• _Work to be completed_: Pictures do not belong in the copy; transcribe everything else in the records exactly.

• _Provided records_:
• • • • • • •

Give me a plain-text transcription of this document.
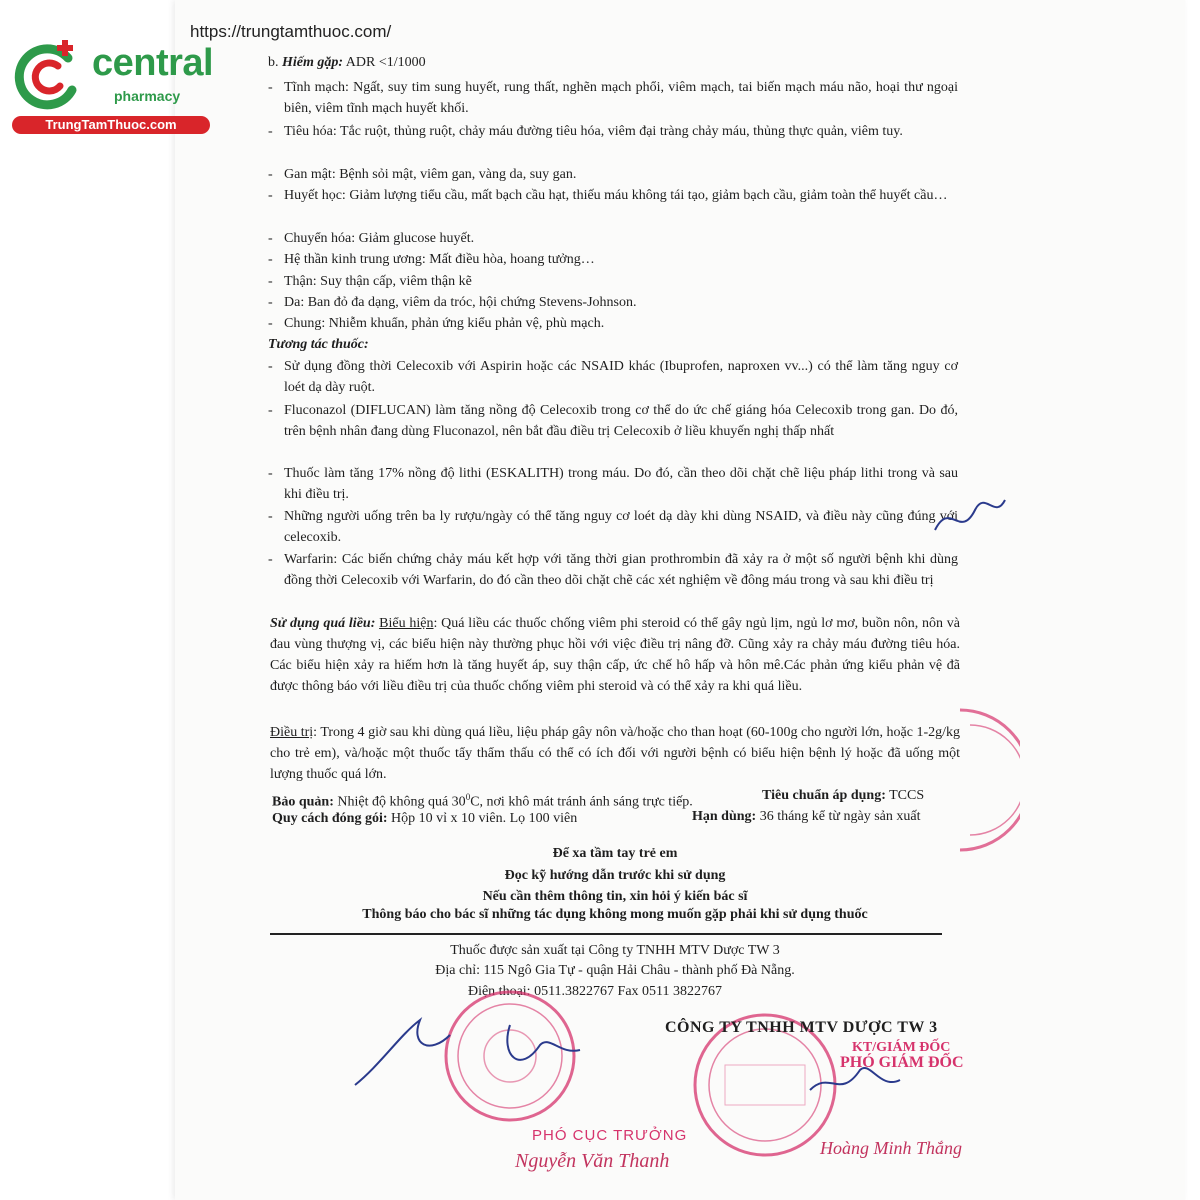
https://trungtamthuoc.com/
central
pharmacy
TrungTamThuoc.com
b. Hiếm gặp: ADR <1/1000
- Tĩnh mạch: Ngất, suy tim sung huyết, rung thất, nghẽn mạch phổi, viêm mạch, tai biến mạch máu não, hoại thư ngoại biên, viêm tĩnh mạch huyết khối.
- Tiêu hóa: Tắc ruột, thủng ruột, chảy máu đường tiêu hóa, viêm đại tràng chảy máu, thủng thực quản, viêm tuy.
- Gan mật: Bệnh sỏi mật, viêm gan, vàng da, suy gan.
- Huyết học: Giảm lượng tiểu cầu, mất bạch cầu hạt, thiếu máu không tái tạo, giảm bạch cầu, giảm toàn thể huyết cầu…
- Chuyển hóa: Giảm glucose huyết.
- Hệ thần kinh trung ương: Mất điều hòa, hoang tưởng…
- Thận: Suy thận cấp, viêm thận kẽ
- Da: Ban đỏ đa dạng, viêm da tróc, hội chứng Stevens-Johnson.
- Chung: Nhiễm khuẩn, phản ứng kiểu phản vệ, phù mạch.
Tương tác thuốc:
- Sử dụng đồng thời Celecoxib với Aspirin hoặc các NSAID khác (Ibuprofen, naproxen vv...) có thể làm tăng nguy cơ loét dạ dày ruột.
- Fluconazol (DIFLUCAN) làm tăng nồng độ Celecoxib trong cơ thể do ức chế giáng hóa Celecoxib trong gan. Do đó, trên bệnh nhân đang dùng Fluconazol, nên bắt đầu điều trị Celecoxib ở liều khuyến nghị thấp nhất
- Thuốc làm tăng 17% nồng độ lithi (ESKALITH) trong máu. Do đó, cần theo dõi chặt chẽ liệu pháp lithi trong và sau khi điều trị.
- Những người uống trên ba ly rượu/ngày có thể tăng nguy cơ loét dạ dày khi dùng NSAID, và điều này cũng đúng với celecoxib.
- Warfarin: Các biến chứng chảy máu kết hợp với tăng thời gian prothrombin đã xảy ra ở một số người bệnh khi dùng đồng thời Celecoxib với Warfarin, do đó cần theo dõi chặt chẽ các xét nghiệm về đông máu trong và sau khi điều trị
Sử dụng quá liều: Biểu hiện: Quá liều các thuốc chống viêm phi steroid có thể gây ngủ lịm, ngủ lơ mơ, buồn nôn, nôn và đau vùng thượng vị, các biểu hiện này thường phục hồi với việc điều trị nâng đỡ. Cũng xảy ra chảy máu đường tiêu hóa. Các biểu hiện xảy ra hiếm hơn là tăng huyết áp, suy thận cấp, ức chế hô hấp và hôn mê.Các phản ứng kiểu phản vệ đã được thông báo với liều điều trị của thuốc chống viêm phi steroid và có thể xảy ra khi quá liều.
Điều trị: Trong 4 giờ sau khi dùng quá liều, liệu pháp gây nôn và/hoặc cho than hoạt (60-100g cho người lớn, hoặc 1-2g/kg cho trẻ em), và/hoặc một thuốc tẩy thẩm thấu có thể có ích đối với người bệnh có biểu hiện bệnh lý hoặc đã uống một lượng thuốc quá lớn.
Bảo quản: Nhiệt độ không quá $30^0C$, nơi khô mát tránh ánh sáng trực tiếp.	Tiêu chuẩn áp dụng: TCCS
Quy cách đóng gói: Hộp 10 vỉ x 10 viên. Lọ 100 viên	Hạn dùng: 36 tháng kể từ ngày sản xuất
Để xa tầm tay trẻ em
Đọc kỹ hướng dẫn trước khi sử dụng
Nếu cần thêm thông tin, xin hỏi ý kiến bác sĩ
Thông báo cho bác sĩ những tác dụng không mong muốn gặp phải khi sử dụng thuốc
Thuốc được sản xuất tại Công ty TNHH MTV Dược TW 3
Địa chỉ: 115 Ngô Gia Tự - quận Hải Châu - thành phố Đà Nẵng.
Điện thoại: 0511.3822767 Fax 0511 3822767
CÔNG TY TNHH MTV DƯỢC TW 3
KT/GIÁM ĐỐC
PHÓ GIÁM ĐỐC
PHÓ CỤC TRƯỞNG
Nguyễn Văn Thanh
Hoàng Minh Thắng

• • • • • • •

• _Output_:
Give me a plain-text transcription of this document.
https://trungtamthuoc.com/
central
pharmacy
TrungTamThuoc.com
b. Hiếm gặp: ADR <1/1000
- Tĩnh mạch: Ngất, suy tim sung huyết, rung thất, nghẽn mạch phổi, viêm mạch, tai biến mạch máu não, hoại thư ngoại biên, viêm tĩnh mạch huyết khối.
- Tiêu hóa: Tắc ruột, thủng ruột, chảy máu đường tiêu hóa, viêm đại tràng chảy máu, thủng thực quản, viêm tuy.
- Gan mật: Bệnh sỏi mật, viêm gan, vàng da, suy gan.
- Huyết học: Giảm lượng tiểu cầu, mất bạch cầu hạt, thiếu máu không tái tạo, giảm bạch cầu, giảm toàn thể huyết cầu…
- Chuyển hóa: Giảm glucose huyết.
- Hệ thần kinh trung ương: Mất điều hòa, hoang tưởng…
- Thận: Suy thận cấp, viêm thận kẽ
- Da: Ban đỏ đa dạng, viêm da tróc, hội chứng Stevens-Johnson.
- Chung: Nhiễm khuẩn, phản ứng kiểu phản vệ, phù mạch.
Tương tác thuốc:
- Sử dụng đồng thời Celecoxib với Aspirin hoặc các NSAID khác (Ibuprofen, naproxen vv...) có thể làm tăng nguy cơ loét dạ dày ruột.
- Fluconazol (DIFLUCAN) làm tăng nồng độ Celecoxib trong cơ thể do ức chế giáng hóa Celecoxib trong gan. Do đó, trên bệnh nhân đang dùng Fluconazol, nên bắt đầu điều trị Celecoxib ở liều khuyến nghị thấp nhất
- Thuốc làm tăng 17% nồng độ lithi (ESKALITH) trong máu. Do đó, cần theo dõi chặt chẽ liệu pháp lithi trong và sau khi điều trị.
- Những người uống trên ba ly rượu/ngày có thể tăng nguy cơ loét dạ dày khi dùng NSAID, và điều này cũng đúng với celecoxib.
- Warfarin: Các biến chứng chảy máu kết hợp với tăng thời gian prothrombin đã xảy ra ở một số người bệnh khi dùng đồng thời Celecoxib với Warfarin, do đó cần theo dõi chặt chẽ các xét nghiệm về đông máu trong và sau khi điều trị
Sử dụng quá liều: Biểu hiện: Quá liều các thuốc chống viêm phi steroid có thể gây ngủ lịm, ngủ lơ mơ, buồn nôn, nôn và đau vùng thượng vị, các biểu hiện này thường phục hồi với việc điều trị nâng đỡ. Cũng xảy ra chảy máu đường tiêu hóa. Các biểu hiện xảy ra hiếm hơn là tăng huyết áp, suy thận cấp, ức chế hô hấp và hôn mê.Các phản ứng kiểu phản vệ đã được thông báo với liều điều trị của thuốc chống viêm phi steroid và có thể xảy ra khi quá liều.
Điều trị: Trong 4 giờ sau khi dùng quá liều, liệu pháp gây nôn và/hoặc cho than hoạt (60-100g cho người lớn, hoặc 1-2g/kg cho trẻ em), và/hoặc một thuốc tẩy thẩm thấu có thể có ích đối với người bệnh có biểu hiện bệnh lý hoặc đã uống một lượng thuốc quá lớn.
Bảo quản: Nhiệt độ không quá $30^0C$, nơi khô mát tránh ánh sáng trực tiếp.	Tiêu chuẩn áp dụng: TCCS
Quy cách đóng gói: Hộp 10 vỉ x 10 viên. Lọ 100 viên	Hạn dùng: 36 tháng kể từ ngày sản xuất
Để xa tầm tay trẻ em
Đọc kỹ hướng dẫn trước khi sử dụng
Nếu cần thêm thông tin, xin hỏi ý kiến bác sĩ
Thông báo cho bác sĩ những tác dụng không mong muốn gặp phải khi sử dụng thuốc
Thuốc được sản xuất tại Công ty TNHH MTV Dược TW 3
Địa chỉ: 115 Ngô Gia Tự - quận Hải Châu - thành phố Đà Nẵng.
Điện thoại: 0511.3822767 Fax 0511 3822767
CÔNG TY TNHH MTV DƯỢC TW 3
KT/GIÁM ĐỐC
PHÓ GIÁM ĐỐC
PHÓ CỤC TRƯỞNG
Nguyễn Văn Thanh
Hoàng Minh Thắng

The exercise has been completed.